Copy every record below exactly as written, but leave out the pictures.

### Task data:
- - -
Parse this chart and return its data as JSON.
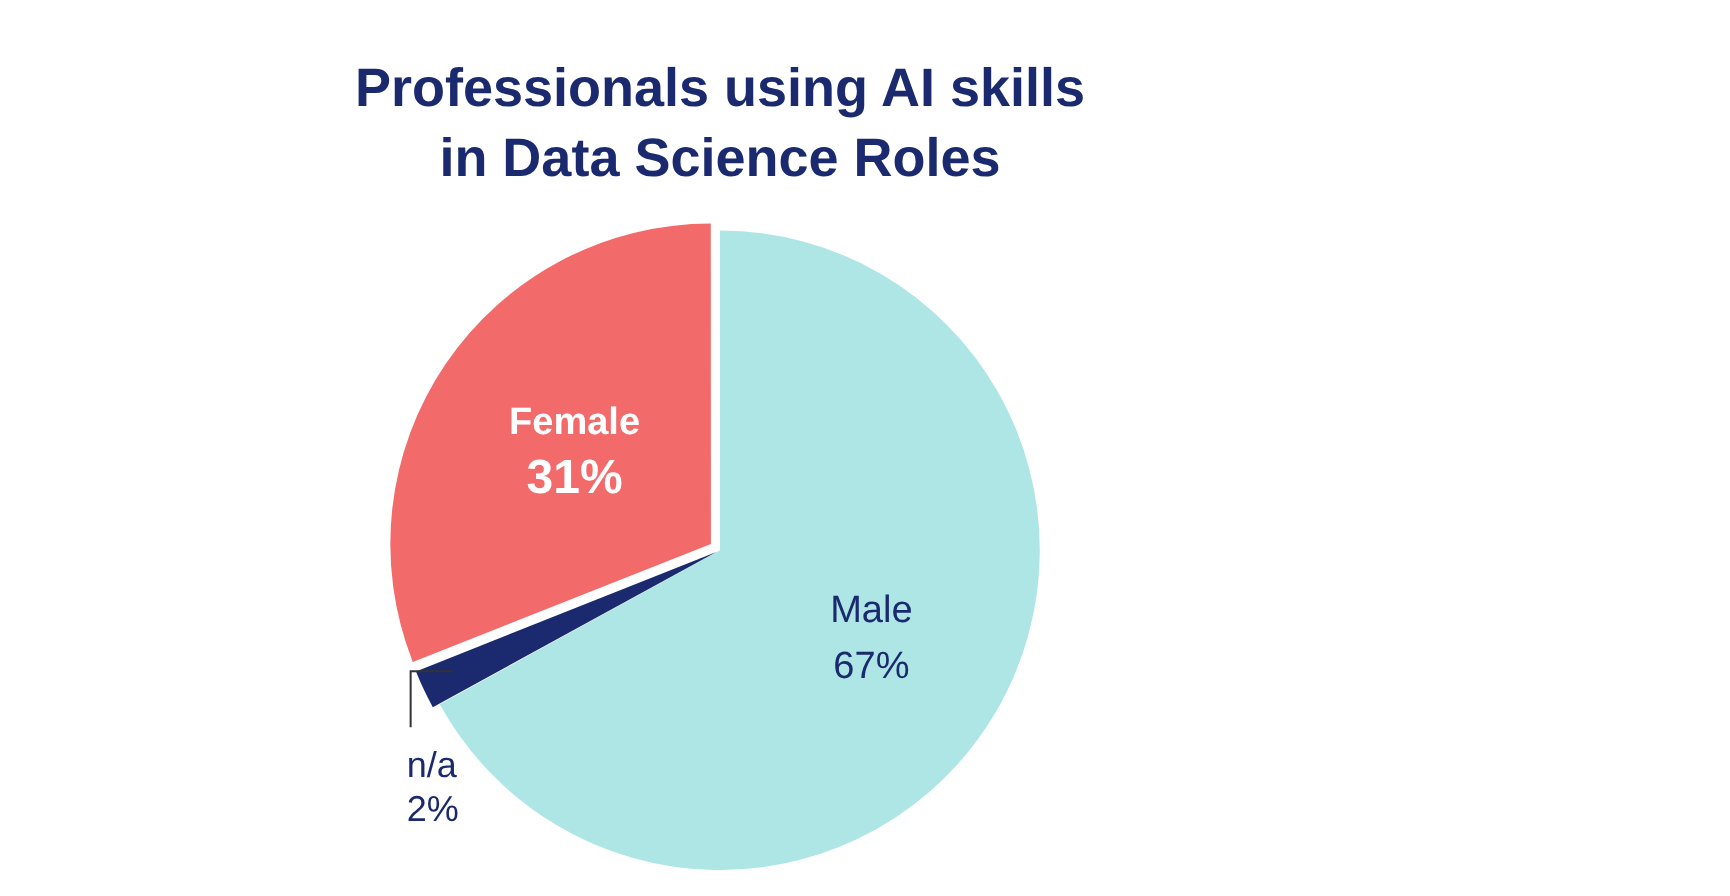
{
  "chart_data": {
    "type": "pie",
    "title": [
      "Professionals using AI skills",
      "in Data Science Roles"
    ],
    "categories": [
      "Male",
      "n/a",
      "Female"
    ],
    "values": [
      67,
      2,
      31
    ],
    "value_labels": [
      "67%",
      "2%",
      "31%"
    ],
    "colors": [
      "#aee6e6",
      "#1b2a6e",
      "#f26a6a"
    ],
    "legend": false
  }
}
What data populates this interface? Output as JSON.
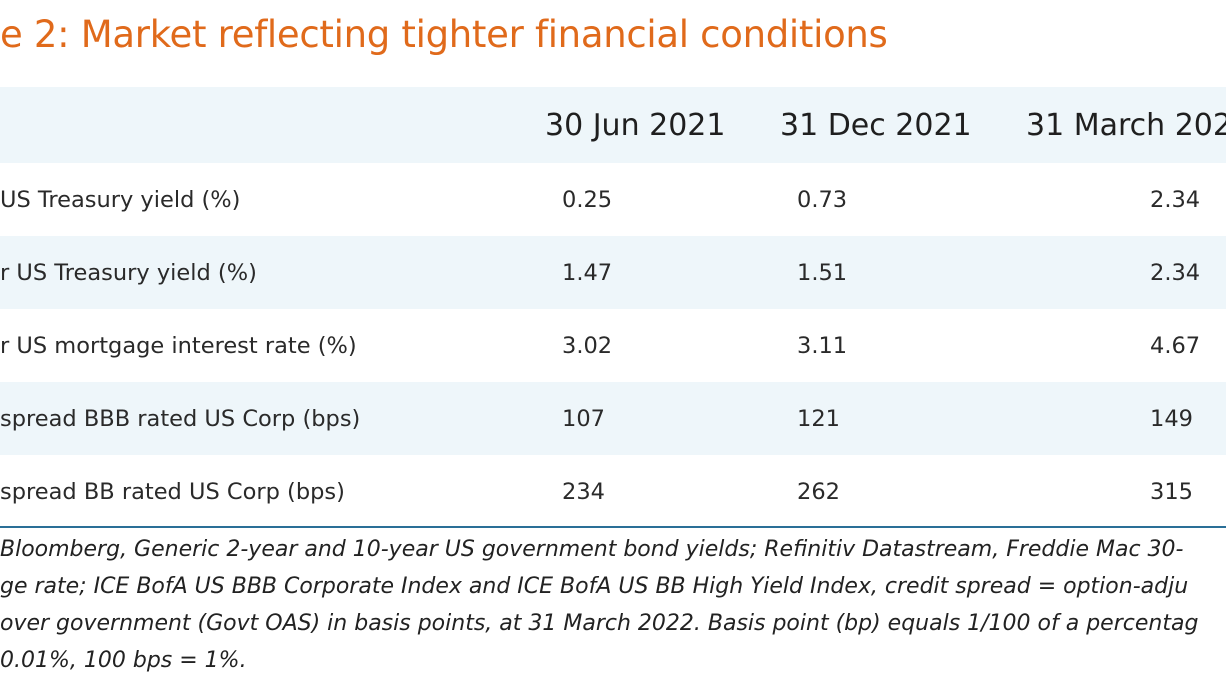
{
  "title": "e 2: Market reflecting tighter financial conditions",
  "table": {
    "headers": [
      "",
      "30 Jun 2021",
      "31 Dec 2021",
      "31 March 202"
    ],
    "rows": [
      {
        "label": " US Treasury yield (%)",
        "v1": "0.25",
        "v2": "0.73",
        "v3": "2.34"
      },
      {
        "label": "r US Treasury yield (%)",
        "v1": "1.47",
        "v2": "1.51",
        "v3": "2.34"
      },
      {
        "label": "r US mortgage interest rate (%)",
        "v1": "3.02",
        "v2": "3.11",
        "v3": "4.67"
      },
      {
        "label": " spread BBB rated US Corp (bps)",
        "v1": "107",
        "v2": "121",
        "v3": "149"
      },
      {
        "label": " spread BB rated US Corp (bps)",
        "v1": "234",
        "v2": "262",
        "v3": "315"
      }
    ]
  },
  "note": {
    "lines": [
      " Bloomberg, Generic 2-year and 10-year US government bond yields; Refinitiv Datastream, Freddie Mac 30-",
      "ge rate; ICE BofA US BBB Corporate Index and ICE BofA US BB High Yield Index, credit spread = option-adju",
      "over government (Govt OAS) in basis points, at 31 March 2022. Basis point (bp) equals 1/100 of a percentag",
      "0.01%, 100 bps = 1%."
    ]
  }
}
- - -
### Solution for this problem:
Parse this chart and return its data as JSON.
{
  "chart_data": {
    "type": "pie",
    "title": [
      "Professionals using AI skills",
      "in Data Science Roles"
    ],
    "categories": [
      "Male",
      "n/a",
      "Female"
    ],
    "values": [
      67,
      2,
      31
    ],
    "value_labels": [
      "67%",
      "2%",
      "31%"
    ],
    "colors": [
      "#aee6e6",
      "#1b2a6e",
      "#f26a6a"
    ],
    "legend": false
  }
}
What data populates this interface? Output as JSON.
{
  "title": "e 2: Market reflecting tighter financial conditions",
  "table": {
    "headers": [
      "",
      "30 Jun 2021",
      "31 Dec 2021",
      "31 March 202"
    ],
    "rows": [
      {
        "label": " US Treasury yield (%)",
        "v1": "0.25",
        "v2": "0.73",
        "v3": "2.34"
      },
      {
        "label": "r US Treasury yield (%)",
        "v1": "1.47",
        "v2": "1.51",
        "v3": "2.34"
      },
      {
        "label": "r US mortgage interest rate (%)",
        "v1": "3.02",
        "v2": "3.11",
        "v3": "4.67"
      },
      {
        "label": " spread BBB rated US Corp (bps)",
        "v1": "107",
        "v2": "121",
        "v3": "149"
      },
      {
        "label": " spread BB rated US Corp (bps)",
        "v1": "234",
        "v2": "262",
        "v3": "315"
      }
    ]
  },
  "note": {
    "lines": [
      " Bloomberg, Generic 2-year and 10-year US government bond yields; Refinitiv Datastream, Freddie Mac 30-",
      "ge rate; ICE BofA US BBB Corporate Index and ICE BofA US BB High Yield Index, credit spread = option-adju",
      "over government (Govt OAS) in basis points, at 31 March 2022. Basis point (bp) equals 1/100 of a percentag",
      "0.01%, 100 bps = 1%."
    ]
  }
}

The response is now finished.